**What to work on:**
Find each line with the word "name" and copy it.

***** Provided material

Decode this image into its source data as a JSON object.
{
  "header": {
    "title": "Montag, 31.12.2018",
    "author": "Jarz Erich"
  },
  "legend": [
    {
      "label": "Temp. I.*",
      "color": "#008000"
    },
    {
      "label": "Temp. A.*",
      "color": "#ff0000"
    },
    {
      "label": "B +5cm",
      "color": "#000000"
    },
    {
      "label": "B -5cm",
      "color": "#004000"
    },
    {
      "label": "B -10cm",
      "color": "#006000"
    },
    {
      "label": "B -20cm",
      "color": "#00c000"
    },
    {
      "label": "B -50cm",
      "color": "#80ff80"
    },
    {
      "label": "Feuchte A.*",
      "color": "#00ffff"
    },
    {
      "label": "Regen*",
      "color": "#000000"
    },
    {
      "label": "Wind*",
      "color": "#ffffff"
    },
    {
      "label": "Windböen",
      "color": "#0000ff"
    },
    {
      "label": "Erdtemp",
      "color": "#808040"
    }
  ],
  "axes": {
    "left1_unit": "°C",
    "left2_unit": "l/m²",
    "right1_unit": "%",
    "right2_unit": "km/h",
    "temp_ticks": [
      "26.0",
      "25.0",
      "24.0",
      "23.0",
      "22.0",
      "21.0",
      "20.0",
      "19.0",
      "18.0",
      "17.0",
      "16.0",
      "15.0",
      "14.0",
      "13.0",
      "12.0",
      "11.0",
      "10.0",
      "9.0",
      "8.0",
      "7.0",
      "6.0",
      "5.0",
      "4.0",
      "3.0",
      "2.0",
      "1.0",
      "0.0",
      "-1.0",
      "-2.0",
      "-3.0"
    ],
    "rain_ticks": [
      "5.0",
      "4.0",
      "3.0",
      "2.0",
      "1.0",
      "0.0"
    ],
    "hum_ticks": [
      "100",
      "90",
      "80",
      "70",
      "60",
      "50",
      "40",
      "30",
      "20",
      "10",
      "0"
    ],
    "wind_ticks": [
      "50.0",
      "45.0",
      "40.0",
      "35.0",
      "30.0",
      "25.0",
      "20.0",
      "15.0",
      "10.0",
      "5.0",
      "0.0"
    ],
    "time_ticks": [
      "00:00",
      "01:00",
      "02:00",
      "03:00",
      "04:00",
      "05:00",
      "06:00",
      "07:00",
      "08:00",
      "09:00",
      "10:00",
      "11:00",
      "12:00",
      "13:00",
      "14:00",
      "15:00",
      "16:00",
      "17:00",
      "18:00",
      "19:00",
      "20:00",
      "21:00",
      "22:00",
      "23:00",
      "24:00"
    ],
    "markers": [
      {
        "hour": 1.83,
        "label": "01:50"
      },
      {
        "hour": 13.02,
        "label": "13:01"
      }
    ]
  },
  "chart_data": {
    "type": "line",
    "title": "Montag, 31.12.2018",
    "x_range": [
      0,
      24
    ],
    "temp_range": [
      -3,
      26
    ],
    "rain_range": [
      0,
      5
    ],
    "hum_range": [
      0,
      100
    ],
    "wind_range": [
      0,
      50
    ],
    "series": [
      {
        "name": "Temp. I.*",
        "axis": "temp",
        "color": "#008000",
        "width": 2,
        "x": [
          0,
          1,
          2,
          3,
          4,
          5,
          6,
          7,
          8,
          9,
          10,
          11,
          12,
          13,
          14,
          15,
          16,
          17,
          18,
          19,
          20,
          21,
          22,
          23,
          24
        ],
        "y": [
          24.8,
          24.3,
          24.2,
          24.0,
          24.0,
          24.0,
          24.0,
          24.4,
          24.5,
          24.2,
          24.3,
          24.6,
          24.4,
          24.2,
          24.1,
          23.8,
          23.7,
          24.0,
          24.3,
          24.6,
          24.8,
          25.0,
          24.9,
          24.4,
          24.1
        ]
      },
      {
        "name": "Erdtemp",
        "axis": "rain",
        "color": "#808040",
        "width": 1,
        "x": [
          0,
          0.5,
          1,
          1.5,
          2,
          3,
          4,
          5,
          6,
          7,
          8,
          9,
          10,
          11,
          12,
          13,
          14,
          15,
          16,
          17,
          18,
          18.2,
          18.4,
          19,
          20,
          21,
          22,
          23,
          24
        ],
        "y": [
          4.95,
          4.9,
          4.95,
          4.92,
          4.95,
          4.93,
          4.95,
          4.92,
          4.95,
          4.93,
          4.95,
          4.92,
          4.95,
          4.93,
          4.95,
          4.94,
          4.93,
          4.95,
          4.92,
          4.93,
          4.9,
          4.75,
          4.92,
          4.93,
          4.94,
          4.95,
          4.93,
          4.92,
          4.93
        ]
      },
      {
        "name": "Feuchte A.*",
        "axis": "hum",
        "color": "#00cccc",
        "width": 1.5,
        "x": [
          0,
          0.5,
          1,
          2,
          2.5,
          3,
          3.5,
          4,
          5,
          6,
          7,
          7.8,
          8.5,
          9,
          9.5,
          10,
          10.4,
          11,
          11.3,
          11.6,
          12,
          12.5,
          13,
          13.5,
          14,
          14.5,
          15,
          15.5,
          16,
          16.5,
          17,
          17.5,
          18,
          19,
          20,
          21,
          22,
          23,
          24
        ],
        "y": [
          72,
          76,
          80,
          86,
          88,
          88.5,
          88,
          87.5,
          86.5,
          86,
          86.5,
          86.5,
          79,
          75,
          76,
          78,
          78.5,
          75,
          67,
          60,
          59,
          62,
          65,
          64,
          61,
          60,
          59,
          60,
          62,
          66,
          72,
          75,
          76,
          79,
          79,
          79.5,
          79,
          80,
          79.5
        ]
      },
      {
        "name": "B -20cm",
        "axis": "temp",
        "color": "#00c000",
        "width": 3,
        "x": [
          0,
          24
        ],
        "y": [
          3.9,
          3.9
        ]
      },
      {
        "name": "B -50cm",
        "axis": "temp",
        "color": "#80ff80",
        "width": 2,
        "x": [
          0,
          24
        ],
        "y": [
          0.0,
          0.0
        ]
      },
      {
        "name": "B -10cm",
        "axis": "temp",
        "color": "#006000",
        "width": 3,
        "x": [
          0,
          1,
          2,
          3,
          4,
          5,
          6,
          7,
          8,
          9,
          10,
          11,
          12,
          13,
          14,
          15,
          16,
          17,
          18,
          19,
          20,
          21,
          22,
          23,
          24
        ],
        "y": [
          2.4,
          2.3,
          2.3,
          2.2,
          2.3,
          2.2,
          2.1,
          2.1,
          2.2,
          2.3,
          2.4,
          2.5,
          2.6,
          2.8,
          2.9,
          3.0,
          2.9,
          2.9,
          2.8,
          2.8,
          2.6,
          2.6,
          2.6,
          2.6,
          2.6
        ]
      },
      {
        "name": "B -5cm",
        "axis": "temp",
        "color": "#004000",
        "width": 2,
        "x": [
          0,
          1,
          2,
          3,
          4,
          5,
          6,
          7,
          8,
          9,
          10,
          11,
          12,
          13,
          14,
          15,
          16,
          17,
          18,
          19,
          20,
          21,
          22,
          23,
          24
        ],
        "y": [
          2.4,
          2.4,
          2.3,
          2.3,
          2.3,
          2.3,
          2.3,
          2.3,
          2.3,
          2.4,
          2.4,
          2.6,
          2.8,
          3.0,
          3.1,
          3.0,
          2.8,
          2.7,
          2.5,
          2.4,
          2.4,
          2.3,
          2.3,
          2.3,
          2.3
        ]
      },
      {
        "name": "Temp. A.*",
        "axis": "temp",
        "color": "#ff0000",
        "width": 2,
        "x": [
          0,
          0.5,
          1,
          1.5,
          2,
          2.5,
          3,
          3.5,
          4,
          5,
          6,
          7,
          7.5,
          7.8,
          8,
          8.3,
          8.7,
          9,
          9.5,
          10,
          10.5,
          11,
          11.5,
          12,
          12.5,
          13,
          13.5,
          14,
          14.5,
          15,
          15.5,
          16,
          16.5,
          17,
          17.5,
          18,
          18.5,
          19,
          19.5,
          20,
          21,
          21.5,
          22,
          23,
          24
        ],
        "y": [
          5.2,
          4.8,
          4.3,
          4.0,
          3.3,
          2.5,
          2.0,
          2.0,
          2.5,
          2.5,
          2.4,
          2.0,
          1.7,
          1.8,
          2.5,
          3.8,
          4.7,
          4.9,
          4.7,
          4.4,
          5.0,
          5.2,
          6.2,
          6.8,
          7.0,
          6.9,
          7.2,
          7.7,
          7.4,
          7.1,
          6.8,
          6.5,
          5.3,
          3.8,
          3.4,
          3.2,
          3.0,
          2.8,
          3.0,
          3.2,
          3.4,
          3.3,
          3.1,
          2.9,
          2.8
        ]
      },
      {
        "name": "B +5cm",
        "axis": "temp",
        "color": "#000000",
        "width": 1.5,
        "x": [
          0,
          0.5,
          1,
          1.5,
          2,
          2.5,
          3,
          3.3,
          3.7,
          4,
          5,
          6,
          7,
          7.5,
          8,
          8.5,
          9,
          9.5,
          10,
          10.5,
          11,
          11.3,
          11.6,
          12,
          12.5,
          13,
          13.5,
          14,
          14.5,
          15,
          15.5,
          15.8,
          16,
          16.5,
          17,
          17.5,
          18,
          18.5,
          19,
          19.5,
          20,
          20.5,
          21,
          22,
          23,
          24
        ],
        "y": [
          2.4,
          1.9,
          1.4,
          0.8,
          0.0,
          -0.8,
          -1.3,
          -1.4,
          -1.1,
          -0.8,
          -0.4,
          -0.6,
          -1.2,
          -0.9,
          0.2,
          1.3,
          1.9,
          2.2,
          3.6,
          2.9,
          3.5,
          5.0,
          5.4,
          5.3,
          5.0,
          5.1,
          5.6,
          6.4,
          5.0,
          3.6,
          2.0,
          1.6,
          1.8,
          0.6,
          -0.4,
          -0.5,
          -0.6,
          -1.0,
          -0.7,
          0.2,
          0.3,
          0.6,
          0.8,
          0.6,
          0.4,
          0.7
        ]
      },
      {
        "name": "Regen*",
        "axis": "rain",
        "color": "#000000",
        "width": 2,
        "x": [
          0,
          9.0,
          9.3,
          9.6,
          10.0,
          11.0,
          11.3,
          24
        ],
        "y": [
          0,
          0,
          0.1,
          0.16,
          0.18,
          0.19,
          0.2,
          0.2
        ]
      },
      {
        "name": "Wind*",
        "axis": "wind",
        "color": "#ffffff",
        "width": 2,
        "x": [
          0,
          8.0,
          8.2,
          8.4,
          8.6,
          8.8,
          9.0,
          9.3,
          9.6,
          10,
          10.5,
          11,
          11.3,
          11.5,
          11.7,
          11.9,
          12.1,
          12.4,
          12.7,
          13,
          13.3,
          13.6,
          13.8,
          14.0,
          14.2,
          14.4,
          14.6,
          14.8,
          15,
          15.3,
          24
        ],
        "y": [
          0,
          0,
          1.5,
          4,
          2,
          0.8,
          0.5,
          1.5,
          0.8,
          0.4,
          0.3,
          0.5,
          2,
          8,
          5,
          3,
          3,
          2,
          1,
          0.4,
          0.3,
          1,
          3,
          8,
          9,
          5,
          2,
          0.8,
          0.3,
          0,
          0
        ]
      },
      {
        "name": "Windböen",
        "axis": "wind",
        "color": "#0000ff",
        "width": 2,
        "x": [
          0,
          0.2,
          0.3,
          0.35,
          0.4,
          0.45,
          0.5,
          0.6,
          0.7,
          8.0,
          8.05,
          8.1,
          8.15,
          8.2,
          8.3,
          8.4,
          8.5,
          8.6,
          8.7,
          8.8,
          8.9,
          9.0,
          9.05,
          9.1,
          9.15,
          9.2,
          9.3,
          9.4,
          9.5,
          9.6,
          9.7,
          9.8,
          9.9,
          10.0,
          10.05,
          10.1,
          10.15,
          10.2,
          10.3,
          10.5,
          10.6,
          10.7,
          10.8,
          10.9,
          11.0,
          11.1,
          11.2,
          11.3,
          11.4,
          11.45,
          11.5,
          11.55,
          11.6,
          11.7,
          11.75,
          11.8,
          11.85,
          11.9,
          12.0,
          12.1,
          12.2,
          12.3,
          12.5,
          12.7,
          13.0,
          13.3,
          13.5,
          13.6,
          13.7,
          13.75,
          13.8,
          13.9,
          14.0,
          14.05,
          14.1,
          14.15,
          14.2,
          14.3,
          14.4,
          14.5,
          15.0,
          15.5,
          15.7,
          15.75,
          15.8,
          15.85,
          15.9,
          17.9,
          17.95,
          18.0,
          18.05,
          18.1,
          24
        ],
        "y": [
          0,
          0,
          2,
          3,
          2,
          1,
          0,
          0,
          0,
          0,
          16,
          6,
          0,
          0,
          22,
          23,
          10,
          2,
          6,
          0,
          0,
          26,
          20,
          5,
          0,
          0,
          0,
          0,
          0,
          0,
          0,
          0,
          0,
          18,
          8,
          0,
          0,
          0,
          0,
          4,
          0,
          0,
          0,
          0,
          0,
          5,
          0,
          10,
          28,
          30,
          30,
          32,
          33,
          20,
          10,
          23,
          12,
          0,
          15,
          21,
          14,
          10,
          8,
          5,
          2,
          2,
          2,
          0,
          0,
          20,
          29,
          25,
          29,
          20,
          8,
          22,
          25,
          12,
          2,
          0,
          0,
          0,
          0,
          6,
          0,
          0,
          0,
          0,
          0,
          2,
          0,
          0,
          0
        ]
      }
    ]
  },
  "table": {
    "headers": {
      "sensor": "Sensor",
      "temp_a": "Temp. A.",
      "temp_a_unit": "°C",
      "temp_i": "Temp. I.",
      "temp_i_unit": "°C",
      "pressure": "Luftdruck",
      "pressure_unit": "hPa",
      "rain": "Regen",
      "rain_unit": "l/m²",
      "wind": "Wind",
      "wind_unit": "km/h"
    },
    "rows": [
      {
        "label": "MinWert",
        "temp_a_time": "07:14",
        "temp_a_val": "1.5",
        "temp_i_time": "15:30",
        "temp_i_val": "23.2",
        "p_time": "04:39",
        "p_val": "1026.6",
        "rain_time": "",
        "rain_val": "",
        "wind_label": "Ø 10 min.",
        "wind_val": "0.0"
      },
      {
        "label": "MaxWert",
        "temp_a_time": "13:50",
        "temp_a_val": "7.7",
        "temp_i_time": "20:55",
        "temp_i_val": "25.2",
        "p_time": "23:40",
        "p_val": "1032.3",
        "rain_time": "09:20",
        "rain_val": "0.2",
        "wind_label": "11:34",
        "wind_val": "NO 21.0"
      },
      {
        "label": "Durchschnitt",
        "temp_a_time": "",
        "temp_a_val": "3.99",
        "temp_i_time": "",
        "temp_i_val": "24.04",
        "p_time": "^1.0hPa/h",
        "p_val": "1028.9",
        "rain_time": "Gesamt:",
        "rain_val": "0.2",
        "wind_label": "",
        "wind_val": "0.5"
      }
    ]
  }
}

**********

**Output of the task:**
        "name": "Temp. I.*",
        "name": "Erdtemp",
        "name": "Feuchte A.*",
        "name": "B -20cm",
        "name": "B -50cm",
        "name": "B -10cm",
        "name": "B -5cm",
        "name": "Temp. A.*",
        "name": "B +5cm",
        "name": "Regen*",
        "name": "Wind*",
        "name": "Windböen",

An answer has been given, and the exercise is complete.